* [WHAT YOU WILL DO] Check every line of the entries for "bought", and copy the lines that hold it.

* [AVAILABLE RECORDS]
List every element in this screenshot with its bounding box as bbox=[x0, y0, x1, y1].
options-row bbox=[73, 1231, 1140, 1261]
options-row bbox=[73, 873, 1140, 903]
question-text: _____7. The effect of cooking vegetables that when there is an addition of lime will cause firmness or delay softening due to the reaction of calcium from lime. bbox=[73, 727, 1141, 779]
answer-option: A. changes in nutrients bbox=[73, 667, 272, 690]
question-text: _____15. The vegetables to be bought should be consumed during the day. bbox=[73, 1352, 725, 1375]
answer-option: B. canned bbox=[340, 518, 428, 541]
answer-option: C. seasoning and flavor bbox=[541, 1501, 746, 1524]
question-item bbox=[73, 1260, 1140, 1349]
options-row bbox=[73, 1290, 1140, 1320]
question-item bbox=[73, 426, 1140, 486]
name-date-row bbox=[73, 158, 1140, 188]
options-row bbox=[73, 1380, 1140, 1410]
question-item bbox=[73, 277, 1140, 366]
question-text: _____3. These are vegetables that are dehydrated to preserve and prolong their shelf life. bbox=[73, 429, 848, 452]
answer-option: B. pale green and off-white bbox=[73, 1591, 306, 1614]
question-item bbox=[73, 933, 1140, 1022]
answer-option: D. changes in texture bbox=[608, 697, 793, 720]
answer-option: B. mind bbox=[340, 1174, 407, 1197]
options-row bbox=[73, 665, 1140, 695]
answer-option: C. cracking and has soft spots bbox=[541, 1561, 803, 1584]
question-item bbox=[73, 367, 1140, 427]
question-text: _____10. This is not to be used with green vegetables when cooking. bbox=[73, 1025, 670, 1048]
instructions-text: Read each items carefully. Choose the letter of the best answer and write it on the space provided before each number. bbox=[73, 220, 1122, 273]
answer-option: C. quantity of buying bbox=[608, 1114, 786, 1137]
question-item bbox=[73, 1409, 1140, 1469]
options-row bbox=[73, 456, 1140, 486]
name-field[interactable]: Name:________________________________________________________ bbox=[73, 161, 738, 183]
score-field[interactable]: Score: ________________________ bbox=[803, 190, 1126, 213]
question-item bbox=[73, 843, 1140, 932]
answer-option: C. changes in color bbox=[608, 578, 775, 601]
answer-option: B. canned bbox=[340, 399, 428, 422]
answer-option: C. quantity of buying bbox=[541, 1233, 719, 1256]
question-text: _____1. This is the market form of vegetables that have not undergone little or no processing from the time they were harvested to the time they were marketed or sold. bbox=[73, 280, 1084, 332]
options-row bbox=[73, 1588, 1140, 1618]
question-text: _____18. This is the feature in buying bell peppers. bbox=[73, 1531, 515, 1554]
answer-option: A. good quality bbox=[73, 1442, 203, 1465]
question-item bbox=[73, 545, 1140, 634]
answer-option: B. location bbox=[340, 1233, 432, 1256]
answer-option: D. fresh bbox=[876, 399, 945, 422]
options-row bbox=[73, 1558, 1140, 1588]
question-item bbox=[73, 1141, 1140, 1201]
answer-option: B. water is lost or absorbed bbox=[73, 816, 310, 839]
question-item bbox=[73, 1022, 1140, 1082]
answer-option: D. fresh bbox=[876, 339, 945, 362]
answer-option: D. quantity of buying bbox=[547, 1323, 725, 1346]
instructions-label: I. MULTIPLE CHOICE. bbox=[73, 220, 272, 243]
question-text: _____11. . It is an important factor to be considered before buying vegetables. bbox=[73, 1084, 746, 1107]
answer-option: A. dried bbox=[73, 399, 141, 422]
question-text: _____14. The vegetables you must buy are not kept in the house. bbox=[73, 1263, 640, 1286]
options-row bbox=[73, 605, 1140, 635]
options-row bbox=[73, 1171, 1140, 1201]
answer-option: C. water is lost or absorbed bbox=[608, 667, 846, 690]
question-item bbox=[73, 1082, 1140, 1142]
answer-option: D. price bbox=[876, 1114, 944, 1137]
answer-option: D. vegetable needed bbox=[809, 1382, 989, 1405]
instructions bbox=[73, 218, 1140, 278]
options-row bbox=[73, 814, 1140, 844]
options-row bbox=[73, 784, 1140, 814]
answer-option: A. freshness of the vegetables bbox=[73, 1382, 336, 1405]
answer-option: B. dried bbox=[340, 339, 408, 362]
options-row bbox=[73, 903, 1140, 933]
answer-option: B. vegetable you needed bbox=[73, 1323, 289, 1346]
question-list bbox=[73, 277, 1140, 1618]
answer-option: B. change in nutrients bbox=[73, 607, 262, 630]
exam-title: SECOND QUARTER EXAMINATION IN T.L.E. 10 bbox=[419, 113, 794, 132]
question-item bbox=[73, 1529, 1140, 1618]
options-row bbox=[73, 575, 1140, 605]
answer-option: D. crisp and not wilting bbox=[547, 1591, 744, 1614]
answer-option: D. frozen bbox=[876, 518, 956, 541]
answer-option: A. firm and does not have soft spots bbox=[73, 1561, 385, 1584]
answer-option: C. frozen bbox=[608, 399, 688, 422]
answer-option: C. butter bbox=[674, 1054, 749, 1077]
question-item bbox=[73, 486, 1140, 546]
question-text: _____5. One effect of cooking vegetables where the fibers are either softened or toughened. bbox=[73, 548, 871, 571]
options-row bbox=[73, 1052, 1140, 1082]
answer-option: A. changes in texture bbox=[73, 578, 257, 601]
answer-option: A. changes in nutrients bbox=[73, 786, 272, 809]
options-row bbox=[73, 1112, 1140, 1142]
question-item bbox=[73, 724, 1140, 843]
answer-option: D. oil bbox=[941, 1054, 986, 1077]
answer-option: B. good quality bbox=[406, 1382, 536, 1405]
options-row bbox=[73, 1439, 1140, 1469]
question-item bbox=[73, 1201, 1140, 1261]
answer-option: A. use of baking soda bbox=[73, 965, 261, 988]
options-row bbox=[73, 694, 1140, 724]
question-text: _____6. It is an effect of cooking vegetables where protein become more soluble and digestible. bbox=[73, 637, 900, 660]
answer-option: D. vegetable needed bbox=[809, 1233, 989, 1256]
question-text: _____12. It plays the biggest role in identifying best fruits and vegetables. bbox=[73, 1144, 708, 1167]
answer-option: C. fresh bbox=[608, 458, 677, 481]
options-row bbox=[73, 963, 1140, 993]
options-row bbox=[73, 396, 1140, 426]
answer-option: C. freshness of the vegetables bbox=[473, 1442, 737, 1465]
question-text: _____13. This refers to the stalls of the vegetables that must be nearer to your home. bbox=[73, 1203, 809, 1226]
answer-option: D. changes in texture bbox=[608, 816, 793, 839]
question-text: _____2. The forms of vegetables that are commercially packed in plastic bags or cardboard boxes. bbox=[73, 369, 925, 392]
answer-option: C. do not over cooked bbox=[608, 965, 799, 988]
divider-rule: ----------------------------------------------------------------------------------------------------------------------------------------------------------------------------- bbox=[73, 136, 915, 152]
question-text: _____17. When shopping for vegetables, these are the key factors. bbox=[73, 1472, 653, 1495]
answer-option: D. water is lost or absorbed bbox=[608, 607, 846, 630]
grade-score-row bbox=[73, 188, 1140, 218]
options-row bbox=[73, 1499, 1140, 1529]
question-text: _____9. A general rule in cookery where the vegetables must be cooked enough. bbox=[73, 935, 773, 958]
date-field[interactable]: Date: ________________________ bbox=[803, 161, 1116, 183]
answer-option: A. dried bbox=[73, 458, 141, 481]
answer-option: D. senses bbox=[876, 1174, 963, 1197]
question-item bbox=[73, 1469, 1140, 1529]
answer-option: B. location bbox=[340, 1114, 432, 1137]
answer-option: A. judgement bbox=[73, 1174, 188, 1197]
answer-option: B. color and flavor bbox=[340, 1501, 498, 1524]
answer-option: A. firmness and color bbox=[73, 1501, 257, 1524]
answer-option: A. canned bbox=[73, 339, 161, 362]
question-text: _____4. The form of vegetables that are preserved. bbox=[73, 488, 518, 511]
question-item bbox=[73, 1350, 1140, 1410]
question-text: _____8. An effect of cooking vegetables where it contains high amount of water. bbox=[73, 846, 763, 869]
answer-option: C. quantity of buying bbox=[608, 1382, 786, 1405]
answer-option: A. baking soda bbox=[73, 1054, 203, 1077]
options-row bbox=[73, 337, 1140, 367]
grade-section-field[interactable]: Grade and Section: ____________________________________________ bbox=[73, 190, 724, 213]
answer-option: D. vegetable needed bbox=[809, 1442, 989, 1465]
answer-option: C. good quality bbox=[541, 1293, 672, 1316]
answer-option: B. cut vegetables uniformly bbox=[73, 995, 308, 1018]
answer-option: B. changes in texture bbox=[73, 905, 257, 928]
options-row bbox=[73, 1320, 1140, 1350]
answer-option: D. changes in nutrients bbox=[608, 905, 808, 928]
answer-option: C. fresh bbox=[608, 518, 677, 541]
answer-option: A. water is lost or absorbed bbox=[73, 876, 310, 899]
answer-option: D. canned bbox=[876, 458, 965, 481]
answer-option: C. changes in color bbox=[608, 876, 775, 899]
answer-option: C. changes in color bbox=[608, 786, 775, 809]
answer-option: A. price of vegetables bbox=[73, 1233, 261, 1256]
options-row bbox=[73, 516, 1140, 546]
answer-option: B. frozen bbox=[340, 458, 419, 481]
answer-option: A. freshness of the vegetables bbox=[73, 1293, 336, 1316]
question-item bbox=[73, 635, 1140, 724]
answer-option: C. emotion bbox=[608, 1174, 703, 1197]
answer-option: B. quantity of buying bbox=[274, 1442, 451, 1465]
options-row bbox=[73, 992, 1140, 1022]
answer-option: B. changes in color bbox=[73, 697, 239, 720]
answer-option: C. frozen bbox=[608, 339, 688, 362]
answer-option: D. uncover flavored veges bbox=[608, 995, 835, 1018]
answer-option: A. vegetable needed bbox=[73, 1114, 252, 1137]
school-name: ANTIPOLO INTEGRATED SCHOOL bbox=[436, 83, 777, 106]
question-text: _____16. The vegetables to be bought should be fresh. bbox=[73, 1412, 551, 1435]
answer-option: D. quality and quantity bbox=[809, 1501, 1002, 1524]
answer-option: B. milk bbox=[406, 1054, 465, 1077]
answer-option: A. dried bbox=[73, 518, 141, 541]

* [OUTPUT FOR THIS EXERCISE]
question-text: _____15. The vegetables to be bought should be consumed during the day. bbox=[73, 1352, 725, 1375]
question-text: _____16. The vegetables to be bought should be fresh. bbox=[73, 1412, 551, 1435]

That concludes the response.